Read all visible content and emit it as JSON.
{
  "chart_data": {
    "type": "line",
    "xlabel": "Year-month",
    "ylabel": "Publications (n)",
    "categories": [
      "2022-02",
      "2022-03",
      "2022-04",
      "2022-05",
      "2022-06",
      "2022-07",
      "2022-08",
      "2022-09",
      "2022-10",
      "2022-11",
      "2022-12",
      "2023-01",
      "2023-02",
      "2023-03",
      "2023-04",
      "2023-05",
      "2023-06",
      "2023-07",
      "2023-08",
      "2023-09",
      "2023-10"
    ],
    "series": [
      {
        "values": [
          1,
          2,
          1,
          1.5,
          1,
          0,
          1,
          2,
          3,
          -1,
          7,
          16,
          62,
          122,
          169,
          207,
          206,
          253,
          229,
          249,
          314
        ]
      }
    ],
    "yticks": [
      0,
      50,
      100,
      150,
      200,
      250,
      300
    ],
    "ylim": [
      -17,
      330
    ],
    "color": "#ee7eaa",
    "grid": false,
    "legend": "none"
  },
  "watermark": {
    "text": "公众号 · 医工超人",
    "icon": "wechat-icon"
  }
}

━━━

→ WHAT IS EXPECTED: Reproduce each entry above exactly, keeping every word.

→ ANSWER TO THE EXERCISE:
Read all visible content and emit it as JSON.
{
  "chart_data": {
    "type": "line",
    "xlabel": "Year-month",
    "ylabel": "Publications (n)",
    "categories": [
      "2022-02",
      "2022-03",
      "2022-04",
      "2022-05",
      "2022-06",
      "2022-07",
      "2022-08",
      "2022-09",
      "2022-10",
      "2022-11",
      "2022-12",
      "2023-01",
      "2023-02",
      "2023-03",
      "2023-04",
      "2023-05",
      "2023-06",
      "2023-07",
      "2023-08",
      "2023-09",
      "2023-10"
    ],
    "series": [
      {
        "values": [
          1,
          2,
          1,
          1.5,
          1,
          0,
          1,
          2,
          3,
          -1,
          7,
          16,
          62,
          122,
          169,
          207,
          206,
          253,
          229,
          249,
          314
        ]
      }
    ],
    "yticks": [
      0,
      50,
      100,
      150,
      200,
      250,
      300
    ],
    "ylim": [
      -17,
      330
    ],
    "color": "#ee7eaa",
    "grid": false,
    "legend": "none"
  },
  "watermark": {
    "text": "公众号 · 医工超人",
    "icon": "wechat-icon"
  }
}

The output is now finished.